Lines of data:
--- START ---

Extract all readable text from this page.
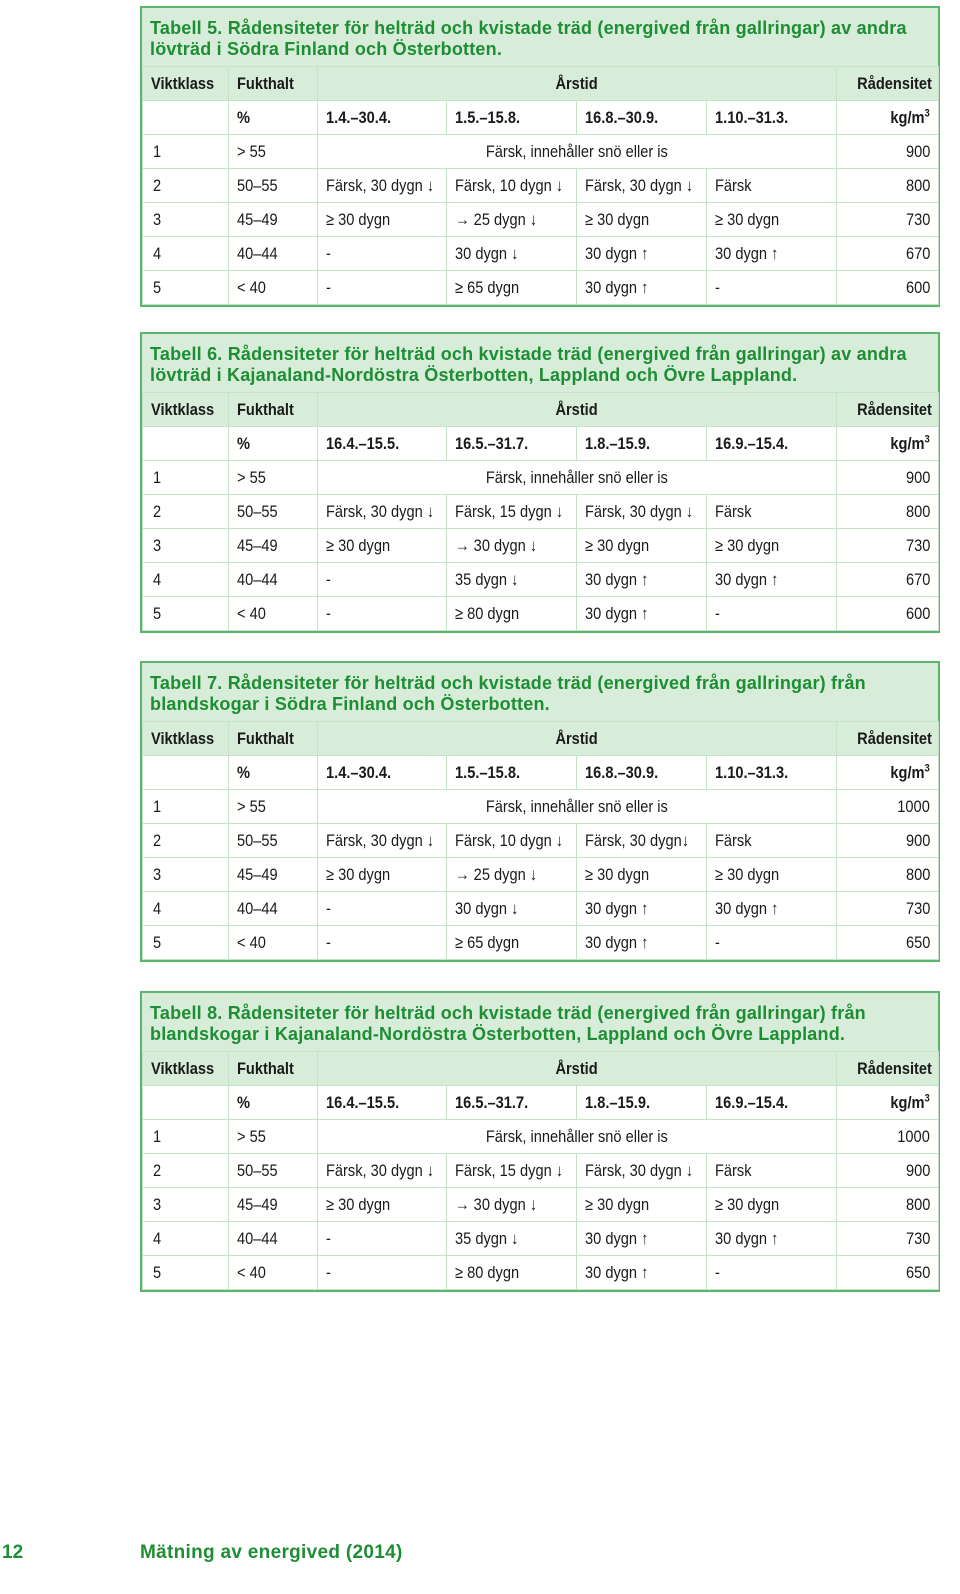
Tabell 5. Rådensiteter för helträd och kvistade träd (energived från gallringar) av andra lövträd i Södra Finland och Österbotten.
Viktklass	Fukthalt	Årstid				Rådensitet
	%	1.4.–30.4.	1.5.–15.8.	16.8.–30.9.	1.10.–31.3.	$kg/m^3$
1	> 55	Färsk, innehåller snö eller is				900
2	50–55	Färsk, 30 dygn ↓	Färsk, 10 dygn ↓	Färsk, 30 dygn ↓	Färsk	800
3	45–49	≥ 30 dygn	→ 25 dygn ↓	≥ 30 dygn	≥ 30 dygn	730
4	40–44	-	30 dygn ↓	30 dygn ↑	30 dygn ↑	670
5	< 40	-	≥ 65 dygn	30 dygn ↑	-	600
Tabell 6. Rådensiteter för helträd och kvistade träd (energived från gallringar) av andra lövträd i Kajanaland-Nordöstra Österbotten, Lappland och Övre Lappland.
Viktklass	Fukthalt	Årstid				Rådensitet
	%	16.4.–15.5.	16.5.–31.7.	1.8.–15.9.	16.9.–15.4.	$kg/m^3$
1	> 55	Färsk, innehåller snö eller is				900
2	50–55	Färsk, 30 dygn ↓	Färsk, 15 dygn ↓	Färsk, 30 dygn ↓	Färsk	800
3	45–49	≥ 30 dygn	→ 30 dygn ↓	≥ 30 dygn	≥ 30 dygn	730
4	40–44	-	35 dygn ↓	30 dygn ↑	30 dygn ↑	670
5	< 40	-	≥ 80 dygn	30 dygn ↑	-	600
Tabell 7. Rådensiteter för helträd och kvistade träd (energived från gallringar) från blandskogar i Södra Finland och Österbotten.
Viktklass	Fukthalt	Årstid				Rådensitet
	%	1.4.–30.4.	1.5.–15.8.	16.8.–30.9.	1.10.–31.3.	$kg/m^3$
1	> 55	Färsk, innehåller snö eller is				1000
2	50–55	Färsk, 30 dygn ↓	Färsk, 10 dygn ↓	Färsk, 30 dygn↓	Färsk	900
3	45–49	≥ 30 dygn	→ 25 dygn ↓	≥ 30 dygn	≥ 30 dygn	800
4	40–44	-	30 dygn ↓	30 dygn ↑	30 dygn ↑	730
5	< 40	-	≥ 65 dygn	30 dygn ↑	-	650
Tabell 8. Rådensiteter för helträd och kvistade träd (energived från gallringar) från blandskogar i Kajanaland-Nordöstra Österbotten, Lappland och Övre Lappland.
Viktklass	Fukthalt	Årstid				Rådensitet
	%	16.4.–15.5.	16.5.–31.7.	1.8.–15.9.	16.9.–15.4.	$kg/m^3$
1	> 55	Färsk, innehåller snö eller is				1000
2	50–55	Färsk, 30 dygn ↓	Färsk, 15 dygn ↓	Färsk, 30 dygn ↓	Färsk	900
3	45–49	≥ 30 dygn	→ 30 dygn ↓	≥ 30 dygn	≥ 30 dygn	800
4	40–44	-	35 dygn ↓	30 dygn ↑	30 dygn ↑	730
5	< 40	-	≥ 80 dygn	30 dygn ↑	-	650
12	Mätning av energived (2014)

--- END ---

Given instruction: Tally up the lines with the word "från" in them, and answer with that number by itself.

Correct response: 4